- [Data entries]:
──────────
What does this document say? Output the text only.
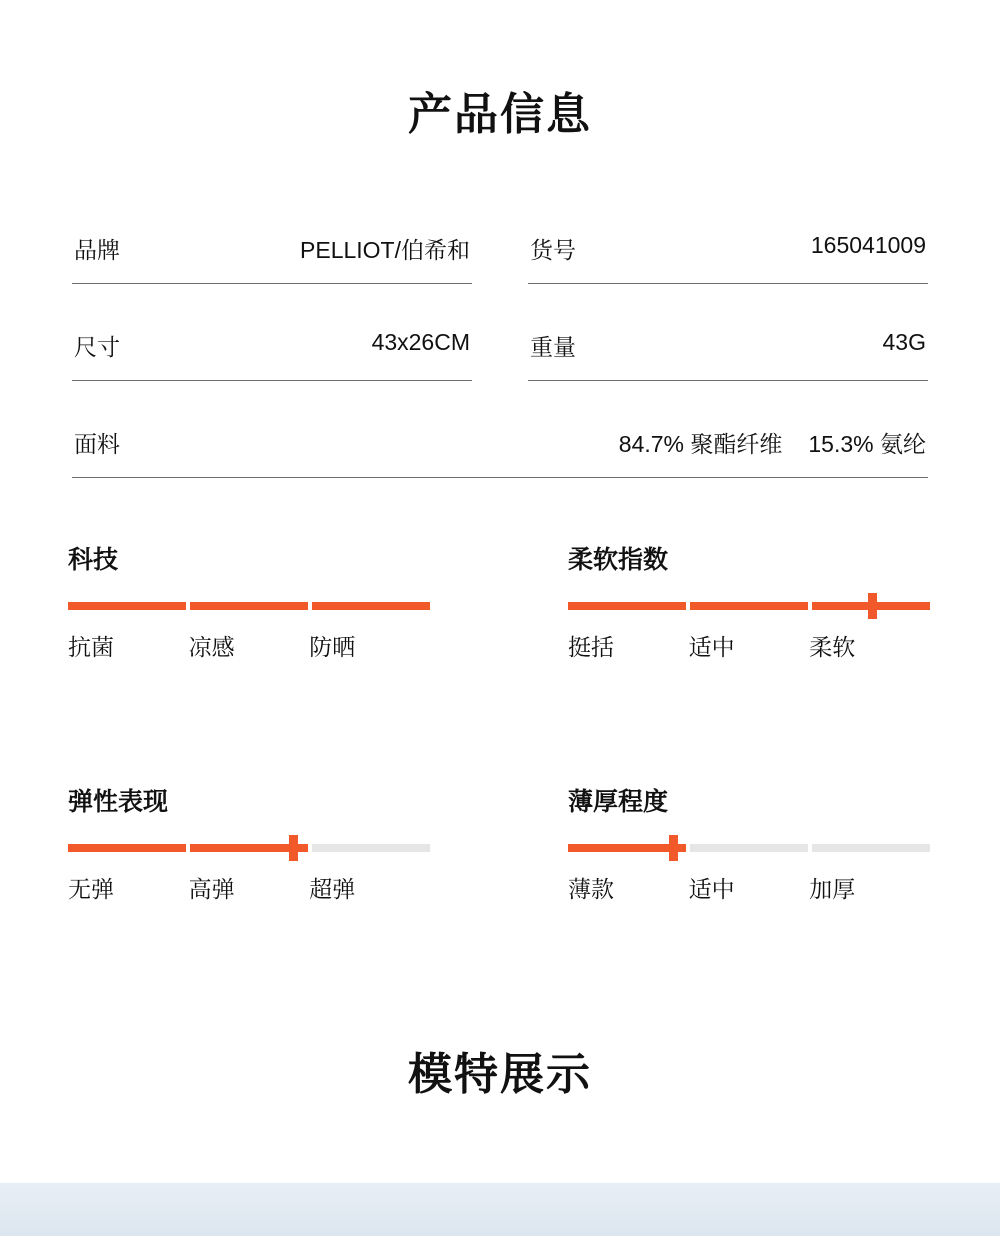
产品信息
品牌	PELLIOT/伯希和	货号	165041009
尺寸	43x26CM	重量	43G
面料	84.7% 聚酯纤维 15.3% 氨纶
科技
抗菌	凉感	防晒
柔软指数
挺括	适中	柔软
弹性表现
无弹	高弹	超弹
薄厚程度
薄款	适中	加厚
模特展示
──────────
- [Your goal]: Drop the images and repeat the data exactly.

- [Written reply]:
What does this document say? Output the text only.
产品信息
品牌	PELLIOT/伯希和	货号	165041009
尺寸	43x26CM	重量	43G
面料	84.7% 聚酯纤维 15.3% 氨纶
科技
抗菌	凉感	防晒
柔软指数
挺括	适中	柔软
弹性表现
无弹	高弹	超弹
薄厚程度
薄款	适中	加厚
模特展示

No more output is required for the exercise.